## RECORDS SUPPLIED
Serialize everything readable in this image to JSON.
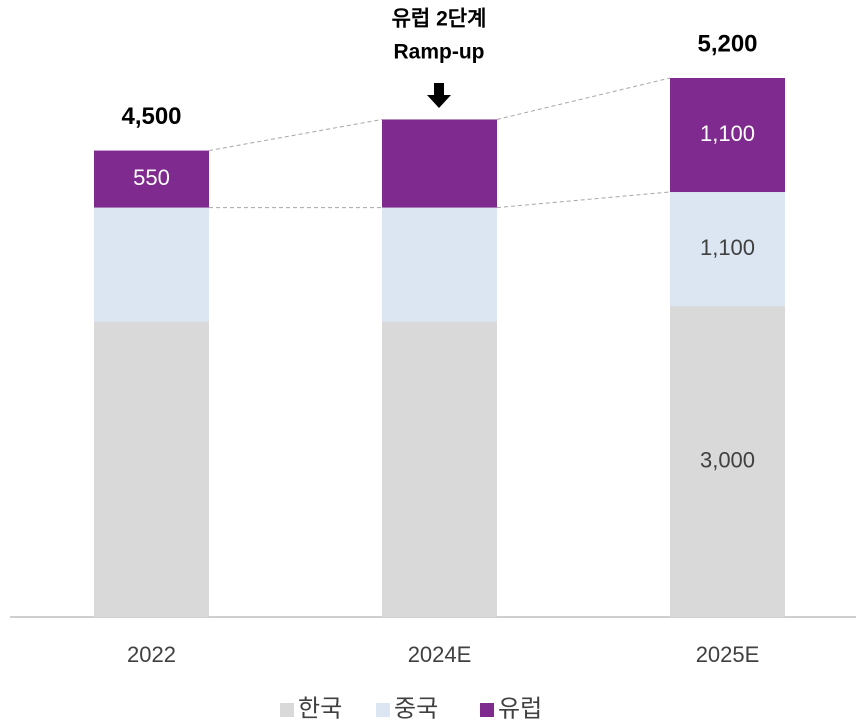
{
  "chart_data": {
    "type": "stacked_bar",
    "categories": [
      "2022",
      "2024E",
      "2025E"
    ],
    "series": [
      {
        "name": "한국",
        "color": "#d9d9d9",
        "values": [
          2850,
          2850,
          3000
        ],
        "value_labels": [
          null,
          null,
          "3,000"
        ]
      },
      {
        "name": "중국",
        "color": "#dce6f2",
        "values": [
          1100,
          1100,
          1100
        ],
        "value_labels": [
          null,
          null,
          "1,100"
        ]
      },
      {
        "name": "유럽",
        "color": "#7f2a8e",
        "values": [
          550,
          850,
          1100
        ],
        "value_labels": [
          "550",
          null,
          "1,100"
        ]
      }
    ],
    "totals": [
      4500,
      null,
      5200
    ],
    "total_labels": [
      "4,500",
      null,
      "5,200"
    ],
    "annotation": [
      "유럽 2단계",
      "Ramp-up"
    ]
  }
}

## WHAT IS ASKED
Write out the records above exactly as they stand, leaving out every picture.

## WRITTEN RESPONSE
Serialize everything readable in this image to JSON.
{
  "chart_data": {
    "type": "stacked_bar",
    "categories": [
      "2022",
      "2024E",
      "2025E"
    ],
    "series": [
      {
        "name": "한국",
        "color": "#d9d9d9",
        "values": [
          2850,
          2850,
          3000
        ],
        "value_labels": [
          null,
          null,
          "3,000"
        ]
      },
      {
        "name": "중국",
        "color": "#dce6f2",
        "values": [
          1100,
          1100,
          1100
        ],
        "value_labels": [
          null,
          null,
          "1,100"
        ]
      },
      {
        "name": "유럽",
        "color": "#7f2a8e",
        "values": [
          550,
          850,
          1100
        ],
        "value_labels": [
          "550",
          null,
          "1,100"
        ]
      }
    ],
    "totals": [
      4500,
      null,
      5200
    ],
    "total_labels": [
      "4,500",
      null,
      "5,200"
    ],
    "annotation": [
      "유럽 2단계",
      "Ramp-up"
    ]
  }
}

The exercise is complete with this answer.